Take down each entry exactly as written.

━━━━━ LISTED RECORDS

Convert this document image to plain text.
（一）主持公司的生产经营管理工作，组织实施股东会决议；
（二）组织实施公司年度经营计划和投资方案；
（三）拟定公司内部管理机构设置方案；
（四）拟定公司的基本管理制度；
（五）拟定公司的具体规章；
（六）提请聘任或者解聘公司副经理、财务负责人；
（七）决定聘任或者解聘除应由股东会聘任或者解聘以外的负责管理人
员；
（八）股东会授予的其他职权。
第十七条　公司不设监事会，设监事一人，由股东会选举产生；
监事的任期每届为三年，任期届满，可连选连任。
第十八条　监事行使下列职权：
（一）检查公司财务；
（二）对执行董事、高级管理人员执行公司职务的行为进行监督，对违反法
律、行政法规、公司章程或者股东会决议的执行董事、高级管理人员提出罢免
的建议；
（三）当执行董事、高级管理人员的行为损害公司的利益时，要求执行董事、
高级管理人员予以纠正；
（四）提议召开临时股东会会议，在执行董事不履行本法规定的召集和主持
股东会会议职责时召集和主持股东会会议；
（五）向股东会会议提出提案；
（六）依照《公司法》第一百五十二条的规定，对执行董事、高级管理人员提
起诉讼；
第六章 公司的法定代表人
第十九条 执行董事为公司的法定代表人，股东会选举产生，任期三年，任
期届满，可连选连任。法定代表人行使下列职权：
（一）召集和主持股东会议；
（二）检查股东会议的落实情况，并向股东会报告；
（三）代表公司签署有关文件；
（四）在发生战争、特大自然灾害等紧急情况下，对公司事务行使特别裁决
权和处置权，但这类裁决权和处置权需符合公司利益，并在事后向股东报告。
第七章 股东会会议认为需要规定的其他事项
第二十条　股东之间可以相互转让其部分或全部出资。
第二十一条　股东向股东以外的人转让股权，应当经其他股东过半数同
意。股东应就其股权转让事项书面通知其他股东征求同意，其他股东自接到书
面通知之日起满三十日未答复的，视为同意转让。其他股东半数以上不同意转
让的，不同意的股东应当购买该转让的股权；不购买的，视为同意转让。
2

━━━━━━━━━━

WRITTEN ANSWER -
Convert this document image to plain text.
（一）主持公司的生产经营管理工作，组织实施股东会决议；
（二）组织实施公司年度经营计划和投资方案；
（三）拟定公司内部管理机构设置方案；
（四）拟定公司的基本管理制度；
（五）拟定公司的具体规章；
（六）提请聘任或者解聘公司副经理、财务负责人；
（七）决定聘任或者解聘除应由股东会聘任或者解聘以外的负责管理人
员；
（八）股东会授予的其他职权。
第十七条　公司不设监事会，设监事一人，由股东会选举产生；
监事的任期每届为三年，任期届满，可连选连任。
第十八条　监事行使下列职权：
（一）检查公司财务；
（二）对执行董事、高级管理人员执行公司职务的行为进行监督，对违反法
律、行政法规、公司章程或者股东会决议的执行董事、高级管理人员提出罢免
的建议；
（三）当执行董事、高级管理人员的行为损害公司的利益时，要求执行董事、
高级管理人员予以纠正；
（四）提议召开临时股东会会议，在执行董事不履行本法规定的召集和主持
股东会会议职责时召集和主持股东会会议；
（五）向股东会会议提出提案；
（六）依照《公司法》第一百五十二条的规定，对执行董事、高级管理人员提
起诉讼；
第六章 公司的法定代表人
第十九条 执行董事为公司的法定代表人，股东会选举产生，任期三年，任
期届满，可连选连任。法定代表人行使下列职权：
（一）召集和主持股东会议；
（二）检查股东会议的落实情况，并向股东会报告；
（三）代表公司签署有关文件；
（四）在发生战争、特大自然灾害等紧急情况下，对公司事务行使特别裁决
权和处置权，但这类裁决权和处置权需符合公司利益，并在事后向股东报告。
第七章 股东会会议认为需要规定的其他事项
第二十条　股东之间可以相互转让其部分或全部出资。
第二十一条　股东向股东以外的人转让股权，应当经其他股东过半数同
意。股东应就其股权转让事项书面通知其他股东征求同意，其他股东自接到书
面通知之日起满三十日未答复的，视为同意转让。其他股东半数以上不同意转
让的，不同意的股东应当购买该转让的股权；不购买的，视为同意转让。
2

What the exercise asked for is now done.